(Exercise aim)
Repeat exactly, and only, the lines from the line containing "Type out the text in this image." through the last line of the records below, including both.

(Input records)
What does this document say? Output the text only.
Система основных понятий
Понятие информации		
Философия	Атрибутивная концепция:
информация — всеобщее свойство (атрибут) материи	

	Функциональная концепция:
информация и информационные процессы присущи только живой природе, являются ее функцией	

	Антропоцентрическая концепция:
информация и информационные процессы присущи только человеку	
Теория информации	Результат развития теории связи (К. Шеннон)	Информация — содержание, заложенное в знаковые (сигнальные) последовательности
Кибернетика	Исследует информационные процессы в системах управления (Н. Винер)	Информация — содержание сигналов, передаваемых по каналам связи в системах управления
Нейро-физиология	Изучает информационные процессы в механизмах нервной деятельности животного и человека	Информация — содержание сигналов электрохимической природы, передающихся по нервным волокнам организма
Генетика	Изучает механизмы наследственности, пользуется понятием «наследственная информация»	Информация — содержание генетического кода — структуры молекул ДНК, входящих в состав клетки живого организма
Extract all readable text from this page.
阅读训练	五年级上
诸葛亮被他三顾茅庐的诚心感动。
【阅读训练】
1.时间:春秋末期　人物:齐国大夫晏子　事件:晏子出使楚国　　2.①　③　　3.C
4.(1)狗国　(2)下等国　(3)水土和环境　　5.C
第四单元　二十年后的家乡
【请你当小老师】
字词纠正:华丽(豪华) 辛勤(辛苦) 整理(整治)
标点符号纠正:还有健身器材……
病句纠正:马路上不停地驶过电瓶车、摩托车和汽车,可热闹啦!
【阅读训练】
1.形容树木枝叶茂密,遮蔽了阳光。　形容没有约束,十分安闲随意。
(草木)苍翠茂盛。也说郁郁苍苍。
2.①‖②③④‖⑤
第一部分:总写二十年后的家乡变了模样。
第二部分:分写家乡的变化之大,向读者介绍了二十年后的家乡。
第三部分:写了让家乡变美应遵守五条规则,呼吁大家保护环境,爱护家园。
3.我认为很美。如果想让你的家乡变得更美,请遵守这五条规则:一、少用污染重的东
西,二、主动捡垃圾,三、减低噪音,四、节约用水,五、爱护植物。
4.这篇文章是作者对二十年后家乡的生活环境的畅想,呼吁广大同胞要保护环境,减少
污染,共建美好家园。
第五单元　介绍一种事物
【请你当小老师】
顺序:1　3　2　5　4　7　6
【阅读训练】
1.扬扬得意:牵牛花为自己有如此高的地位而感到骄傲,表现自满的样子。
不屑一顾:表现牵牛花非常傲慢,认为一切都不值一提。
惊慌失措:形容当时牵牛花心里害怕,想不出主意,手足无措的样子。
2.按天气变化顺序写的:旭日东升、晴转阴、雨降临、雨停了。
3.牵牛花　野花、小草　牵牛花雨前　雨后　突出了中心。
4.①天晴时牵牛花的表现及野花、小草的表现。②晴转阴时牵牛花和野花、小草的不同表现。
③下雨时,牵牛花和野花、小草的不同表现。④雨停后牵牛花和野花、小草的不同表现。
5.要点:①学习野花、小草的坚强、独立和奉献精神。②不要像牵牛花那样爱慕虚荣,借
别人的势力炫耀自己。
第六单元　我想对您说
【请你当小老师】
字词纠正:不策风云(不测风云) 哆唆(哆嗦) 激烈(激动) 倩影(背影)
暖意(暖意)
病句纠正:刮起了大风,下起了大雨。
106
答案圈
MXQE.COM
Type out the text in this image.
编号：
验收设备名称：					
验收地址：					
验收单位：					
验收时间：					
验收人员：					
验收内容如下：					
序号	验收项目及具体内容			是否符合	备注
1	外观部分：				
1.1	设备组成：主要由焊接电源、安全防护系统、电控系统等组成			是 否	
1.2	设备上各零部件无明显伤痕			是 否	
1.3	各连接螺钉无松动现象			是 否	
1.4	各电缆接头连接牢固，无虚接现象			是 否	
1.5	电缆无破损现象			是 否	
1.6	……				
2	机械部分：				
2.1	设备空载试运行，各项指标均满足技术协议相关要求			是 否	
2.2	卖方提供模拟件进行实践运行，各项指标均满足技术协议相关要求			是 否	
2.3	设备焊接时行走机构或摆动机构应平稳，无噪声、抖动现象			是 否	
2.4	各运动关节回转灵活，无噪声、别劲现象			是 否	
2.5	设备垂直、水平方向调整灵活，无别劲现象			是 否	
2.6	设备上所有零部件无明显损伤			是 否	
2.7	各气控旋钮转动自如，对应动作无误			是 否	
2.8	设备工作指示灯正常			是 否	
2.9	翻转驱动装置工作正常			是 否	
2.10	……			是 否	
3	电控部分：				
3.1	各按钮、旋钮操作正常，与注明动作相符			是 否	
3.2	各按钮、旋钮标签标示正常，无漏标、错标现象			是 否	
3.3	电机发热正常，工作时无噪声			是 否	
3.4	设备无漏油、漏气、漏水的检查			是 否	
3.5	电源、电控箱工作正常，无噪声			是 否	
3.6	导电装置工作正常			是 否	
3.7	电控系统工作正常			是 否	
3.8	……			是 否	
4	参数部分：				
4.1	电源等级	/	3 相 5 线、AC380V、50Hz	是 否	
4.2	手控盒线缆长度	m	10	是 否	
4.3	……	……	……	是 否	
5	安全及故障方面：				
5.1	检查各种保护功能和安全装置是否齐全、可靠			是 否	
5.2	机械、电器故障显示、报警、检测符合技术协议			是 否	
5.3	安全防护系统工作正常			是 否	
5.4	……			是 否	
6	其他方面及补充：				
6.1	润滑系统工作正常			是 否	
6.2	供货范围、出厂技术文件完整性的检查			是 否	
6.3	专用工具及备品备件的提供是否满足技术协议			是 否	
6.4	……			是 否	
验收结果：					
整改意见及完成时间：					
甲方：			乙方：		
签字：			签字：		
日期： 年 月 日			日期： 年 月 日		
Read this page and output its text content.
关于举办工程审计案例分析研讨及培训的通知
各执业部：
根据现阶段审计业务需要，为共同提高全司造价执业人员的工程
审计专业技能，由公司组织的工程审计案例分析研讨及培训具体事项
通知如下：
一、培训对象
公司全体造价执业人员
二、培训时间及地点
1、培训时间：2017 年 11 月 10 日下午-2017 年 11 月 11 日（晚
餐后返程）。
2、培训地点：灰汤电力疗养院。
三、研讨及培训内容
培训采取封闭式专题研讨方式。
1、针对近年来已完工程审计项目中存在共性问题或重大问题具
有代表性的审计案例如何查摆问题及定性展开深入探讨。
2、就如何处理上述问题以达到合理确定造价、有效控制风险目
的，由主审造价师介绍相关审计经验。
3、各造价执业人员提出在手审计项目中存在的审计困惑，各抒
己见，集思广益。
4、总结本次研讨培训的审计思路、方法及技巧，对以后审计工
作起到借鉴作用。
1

(Correct response)
Type out the text in this image.
编号：
验收设备名称：					
验收地址：					
验收单位：					
验收时间：					
验收人员：					
验收内容如下：					
序号	验收项目及具体内容			是否符合	备注
1	外观部分：				
1.1	设备组成：主要由焊接电源、安全防护系统、电控系统等组成			是 否	
1.2	设备上各零部件无明显伤痕			是 否	
1.3	各连接螺钉无松动现象			是 否	
1.4	各电缆接头连接牢固，无虚接现象			是 否	
1.5	电缆无破损现象			是 否	
1.6	……				
2	机械部分：				
2.1	设备空载试运行，各项指标均满足技术协议相关要求			是 否	
2.2	卖方提供模拟件进行实践运行，各项指标均满足技术协议相关要求			是 否	
2.3	设备焊接时行走机构或摆动机构应平稳，无噪声、抖动现象			是 否	
2.4	各运动关节回转灵活，无噪声、别劲现象			是 否	
2.5	设备垂直、水平方向调整灵活，无别劲现象			是 否	
2.6	设备上所有零部件无明显损伤			是 否	
2.7	各气控旋钮转动自如，对应动作无误			是 否	
2.8	设备工作指示灯正常			是 否	
2.9	翻转驱动装置工作正常			是 否	
2.10	……			是 否	
3	电控部分：				
3.1	各按钮、旋钮操作正常，与注明动作相符			是 否	
3.2	各按钮、旋钮标签标示正常，无漏标、错标现象			是 否	
3.3	电机发热正常，工作时无噪声			是 否	
3.4	设备无漏油、漏气、漏水的检查			是 否	
3.5	电源、电控箱工作正常，无噪声			是 否	
3.6	导电装置工作正常			是 否	
3.7	电控系统工作正常			是 否	
3.8	……			是 否	
4	参数部分：				
4.1	电源等级	/	3 相 5 线、AC380V、50Hz	是 否	
4.2	手控盒线缆长度	m	10	是 否	
4.3	……	……	……	是 否	
5	安全及故障方面：				
5.1	检查各种保护功能和安全装置是否齐全、可靠			是 否	
5.2	机械、电器故障显示、报警、检测符合技术协议			是 否	
5.3	安全防护系统工作正常			是 否	
5.4	……			是 否	
6	其他方面及补充：				
6.1	润滑系统工作正常			是 否	
6.2	供货范围、出厂技术文件完整性的检查			是 否	
6.3	专用工具及备品备件的提供是否满足技术协议			是 否	
6.4	……			是 否	
验收结果：					
整改意见及完成时间：					
甲方：			乙方：		
签字：			签字：		
日期： 年 月 日			日期： 年 月 日		
Read this page and output its text content.
关于举办工程审计案例分析研讨及培训的通知
各执业部：
根据现阶段审计业务需要，为共同提高全司造价执业人员的工程
审计专业技能，由公司组织的工程审计案例分析研讨及培训具体事项
通知如下：
一、培训对象
公司全体造价执业人员
二、培训时间及地点
1、培训时间：2017 年 11 月 10 日下午-2017 年 11 月 11 日（晚
餐后返程）。
2、培训地点：灰汤电力疗养院。
三、研讨及培训内容
培训采取封闭式专题研讨方式。
1、针对近年来已完工程审计项目中存在共性问题或重大问题具
有代表性的审计案例如何查摆问题及定性展开深入探讨。
2、就如何处理上述问题以达到合理确定造价、有效控制风险目
的，由主审造价师介绍相关审计经验。
3、各造价执业人员提出在手审计项目中存在的审计困惑，各抒
己见，集思广益。
4、总结本次研讨培训的审计思路、方法及技巧，对以后审计工
作起到借鉴作用。
1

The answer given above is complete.